Exercise details ▸ Copy all the material that follows, keeping every character the same.

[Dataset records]
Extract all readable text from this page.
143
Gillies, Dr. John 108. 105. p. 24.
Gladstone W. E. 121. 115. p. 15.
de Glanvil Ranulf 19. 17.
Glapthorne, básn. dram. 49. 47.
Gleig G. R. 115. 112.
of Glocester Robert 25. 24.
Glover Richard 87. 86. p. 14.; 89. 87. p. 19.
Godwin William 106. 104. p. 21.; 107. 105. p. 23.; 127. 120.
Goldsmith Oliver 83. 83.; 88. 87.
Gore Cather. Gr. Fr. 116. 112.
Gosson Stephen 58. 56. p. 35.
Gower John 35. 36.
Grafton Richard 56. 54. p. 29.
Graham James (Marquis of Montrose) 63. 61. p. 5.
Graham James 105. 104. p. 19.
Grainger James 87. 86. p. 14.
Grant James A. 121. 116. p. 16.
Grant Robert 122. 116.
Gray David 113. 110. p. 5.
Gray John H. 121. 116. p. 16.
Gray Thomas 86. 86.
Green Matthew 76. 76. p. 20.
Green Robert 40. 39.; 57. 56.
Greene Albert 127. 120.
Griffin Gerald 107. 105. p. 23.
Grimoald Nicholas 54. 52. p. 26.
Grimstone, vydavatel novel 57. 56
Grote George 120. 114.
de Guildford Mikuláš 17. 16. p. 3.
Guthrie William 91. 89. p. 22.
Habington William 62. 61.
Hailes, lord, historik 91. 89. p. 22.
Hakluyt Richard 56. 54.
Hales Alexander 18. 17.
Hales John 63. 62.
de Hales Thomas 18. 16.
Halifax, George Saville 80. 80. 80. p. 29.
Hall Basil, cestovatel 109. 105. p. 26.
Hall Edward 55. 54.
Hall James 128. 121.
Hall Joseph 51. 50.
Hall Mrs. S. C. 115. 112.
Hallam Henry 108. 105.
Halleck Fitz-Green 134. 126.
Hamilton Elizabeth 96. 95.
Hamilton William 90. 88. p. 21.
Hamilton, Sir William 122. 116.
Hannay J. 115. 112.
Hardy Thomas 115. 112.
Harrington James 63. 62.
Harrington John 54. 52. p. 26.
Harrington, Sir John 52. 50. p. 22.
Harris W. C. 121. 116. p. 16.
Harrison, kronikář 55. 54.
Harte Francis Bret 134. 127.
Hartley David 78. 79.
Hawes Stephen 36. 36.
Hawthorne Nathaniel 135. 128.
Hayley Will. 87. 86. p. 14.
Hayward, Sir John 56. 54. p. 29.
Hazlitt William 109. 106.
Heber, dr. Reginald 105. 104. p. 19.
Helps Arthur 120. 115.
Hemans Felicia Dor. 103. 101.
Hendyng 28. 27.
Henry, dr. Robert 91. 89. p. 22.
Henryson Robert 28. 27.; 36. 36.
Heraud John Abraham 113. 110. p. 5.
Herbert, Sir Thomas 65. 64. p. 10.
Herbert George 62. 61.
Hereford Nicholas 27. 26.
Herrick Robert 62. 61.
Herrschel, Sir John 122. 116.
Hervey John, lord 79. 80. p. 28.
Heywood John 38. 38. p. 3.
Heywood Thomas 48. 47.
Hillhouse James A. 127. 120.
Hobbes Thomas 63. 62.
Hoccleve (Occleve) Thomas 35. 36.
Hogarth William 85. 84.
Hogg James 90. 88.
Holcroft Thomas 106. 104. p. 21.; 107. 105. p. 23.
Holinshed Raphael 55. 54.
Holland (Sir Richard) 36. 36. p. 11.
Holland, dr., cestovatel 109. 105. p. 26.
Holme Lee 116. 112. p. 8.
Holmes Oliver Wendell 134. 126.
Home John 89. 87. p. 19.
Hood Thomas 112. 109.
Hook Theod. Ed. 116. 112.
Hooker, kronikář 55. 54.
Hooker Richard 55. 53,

Exercise answer ▸
Extract all readable text from this page.
143
Gillies, Dr. John 108. 105. p. 24.
Gladstone W. E. 121. 115. p. 15.
de Glanvil Ranulf 19. 17.
Glapthorne, básn. dram. 49. 47.
Gleig G. R. 115. 112.
of Glocester Robert 25. 24.
Glover Richard 87. 86. p. 14.; 89. 87. p. 19.
Godwin William 106. 104. p. 21.; 107. 105. p. 23.; 127. 120.
Goldsmith Oliver 83. 83.; 88. 87.
Gore Cather. Gr. Fr. 116. 112.
Gosson Stephen 58. 56. p. 35.
Gower John 35. 36.
Grafton Richard 56. 54. p. 29.
Graham James (Marquis of Montrose) 63. 61. p. 5.
Graham James 105. 104. p. 19.
Grainger James 87. 86. p. 14.
Grant James A. 121. 116. p. 16.
Grant Robert 122. 116.
Gray David 113. 110. p. 5.
Gray John H. 121. 116. p. 16.
Gray Thomas 86. 86.
Green Matthew 76. 76. p. 20.
Green Robert 40. 39.; 57. 56.
Greene Albert 127. 120.
Griffin Gerald 107. 105. p. 23.
Grimoald Nicholas 54. 52. p. 26.
Grimstone, vydavatel novel 57. 56
Grote George 120. 114.
de Guildford Mikuláš 17. 16. p. 3.
Guthrie William 91. 89. p. 22.
Habington William 62. 61.
Hailes, lord, historik 91. 89. p. 22.
Hakluyt Richard 56. 54.
Hales Alexander 18. 17.
Hales John 63. 62.
de Hales Thomas 18. 16.
Halifax, George Saville 80. 80. 80. p. 29.
Hall Basil, cestovatel 109. 105. p. 26.
Hall Edward 55. 54.
Hall James 128. 121.
Hall Joseph 51. 50.
Hall Mrs. S. C. 115. 112.
Hallam Henry 108. 105.
Halleck Fitz-Green 134. 126.
Hamilton Elizabeth 96. 95.
Hamilton William 90. 88. p. 21.
Hamilton, Sir William 122. 116.
Hannay J. 115. 112.
Hardy Thomas 115. 112.
Harrington James 63. 62.
Harrington John 54. 52. p. 26.
Harrington, Sir John 52. 50. p. 22.
Harris W. C. 121. 116. p. 16.
Harrison, kronikář 55. 54.
Harte Francis Bret 134. 127.
Hartley David 78. 79.
Hawes Stephen 36. 36.
Hawthorne Nathaniel 135. 128.
Hayley Will. 87. 86. p. 14.
Hayward, Sir John 56. 54. p. 29.
Hazlitt William 109. 106.
Heber, dr. Reginald 105. 104. p. 19.
Helps Arthur 120. 115.
Hemans Felicia Dor. 103. 101.
Hendyng 28. 27.
Henry, dr. Robert 91. 89. p. 22.
Henryson Robert 28. 27.; 36. 36.
Heraud John Abraham 113. 110. p. 5.
Herbert, Sir Thomas 65. 64. p. 10.
Herbert George 62. 61.
Hereford Nicholas 27. 26.
Herrick Robert 62. 61.
Herrschel, Sir John 122. 116.
Hervey John, lord 79. 80. p. 28.
Heywood John 38. 38. p. 3.
Heywood Thomas 48. 47.
Hillhouse James A. 127. 120.
Hobbes Thomas 63. 62.
Hoccleve (Occleve) Thomas 35. 36.
Hogarth William 85. 84.
Hogg James 90. 88.
Holcroft Thomas 106. 104. p. 21.; 107. 105. p. 23.
Holinshed Raphael 55. 54.
Holland (Sir Richard) 36. 36. p. 11.
Holland, dr., cestovatel 109. 105. p. 26.
Holme Lee 116. 112. p. 8.
Holmes Oliver Wendell 134. 126.
Home John 89. 87. p. 19.
Hood Thomas 112. 109.
Hook Theod. Ed. 116. 112.
Hooker, kronikář 55. 54.
Hooker Richard 55. 53,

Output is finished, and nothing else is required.